:: Dataset records

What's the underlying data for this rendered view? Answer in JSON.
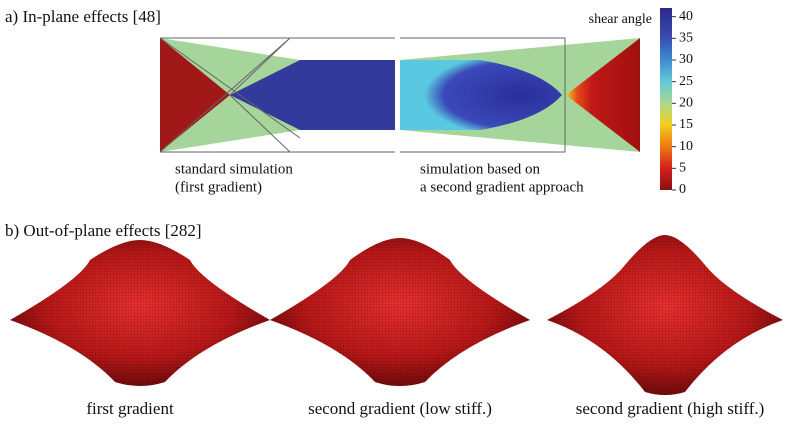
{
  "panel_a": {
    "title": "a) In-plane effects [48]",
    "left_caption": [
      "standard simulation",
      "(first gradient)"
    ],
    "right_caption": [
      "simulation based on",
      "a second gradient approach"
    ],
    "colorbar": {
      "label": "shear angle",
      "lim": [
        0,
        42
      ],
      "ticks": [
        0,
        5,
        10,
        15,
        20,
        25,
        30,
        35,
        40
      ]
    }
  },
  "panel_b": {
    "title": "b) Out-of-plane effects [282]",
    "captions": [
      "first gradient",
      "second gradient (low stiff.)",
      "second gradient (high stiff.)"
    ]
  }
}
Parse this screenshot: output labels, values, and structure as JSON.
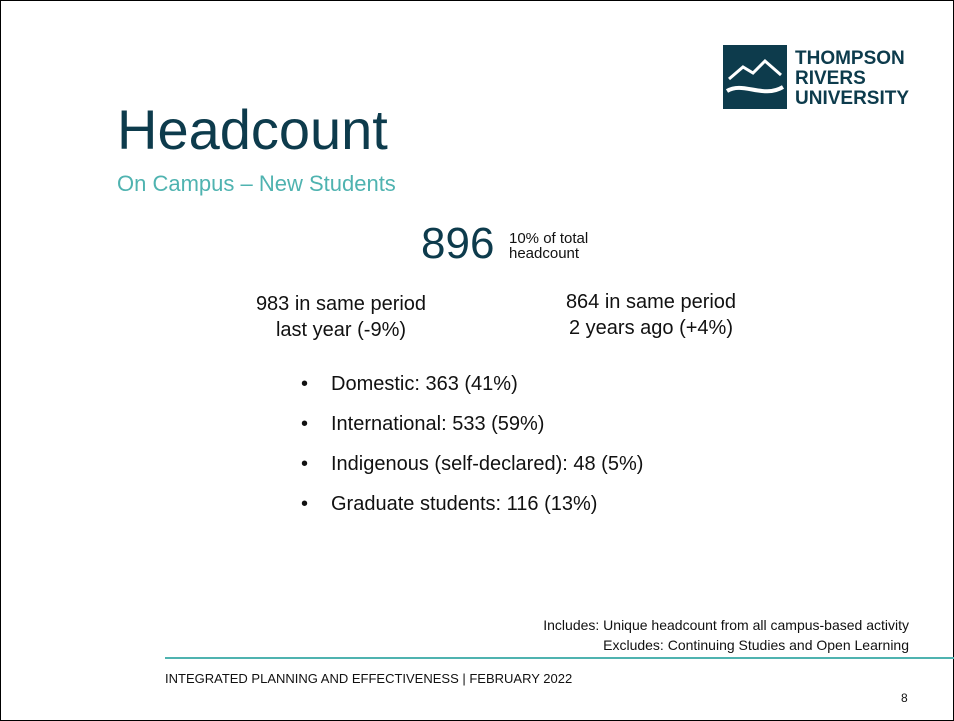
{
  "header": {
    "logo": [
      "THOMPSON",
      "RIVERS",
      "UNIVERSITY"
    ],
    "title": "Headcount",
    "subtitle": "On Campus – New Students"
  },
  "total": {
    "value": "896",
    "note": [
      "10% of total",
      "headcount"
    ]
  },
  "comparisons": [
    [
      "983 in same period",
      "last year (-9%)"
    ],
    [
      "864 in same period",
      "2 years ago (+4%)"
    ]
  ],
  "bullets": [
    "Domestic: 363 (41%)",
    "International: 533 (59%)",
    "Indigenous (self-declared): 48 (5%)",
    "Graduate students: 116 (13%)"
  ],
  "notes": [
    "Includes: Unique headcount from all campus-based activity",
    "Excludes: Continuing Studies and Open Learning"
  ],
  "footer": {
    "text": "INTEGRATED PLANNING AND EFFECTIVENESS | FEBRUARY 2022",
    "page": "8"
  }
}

::::
:: Dataset records

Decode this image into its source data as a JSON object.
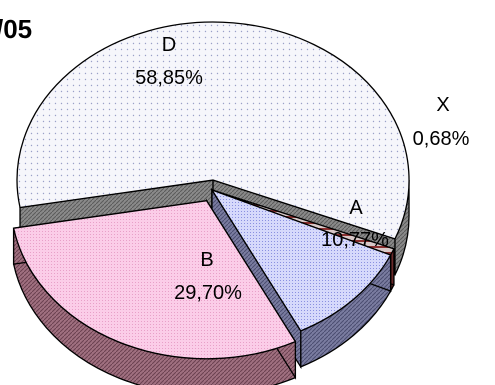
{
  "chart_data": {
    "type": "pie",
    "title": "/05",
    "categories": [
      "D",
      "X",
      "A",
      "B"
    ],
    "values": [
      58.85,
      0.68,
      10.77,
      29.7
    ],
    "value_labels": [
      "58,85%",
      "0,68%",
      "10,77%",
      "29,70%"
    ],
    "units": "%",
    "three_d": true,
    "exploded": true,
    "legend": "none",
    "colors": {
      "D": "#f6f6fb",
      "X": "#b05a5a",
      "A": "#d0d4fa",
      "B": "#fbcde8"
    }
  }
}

::::

→ Exercise prompt
Pick out every line above that holds the word "based" and copy it.

→ Exercise answer
      "simulation based on",
    "Includes: Unique headcount from all campus-based activity",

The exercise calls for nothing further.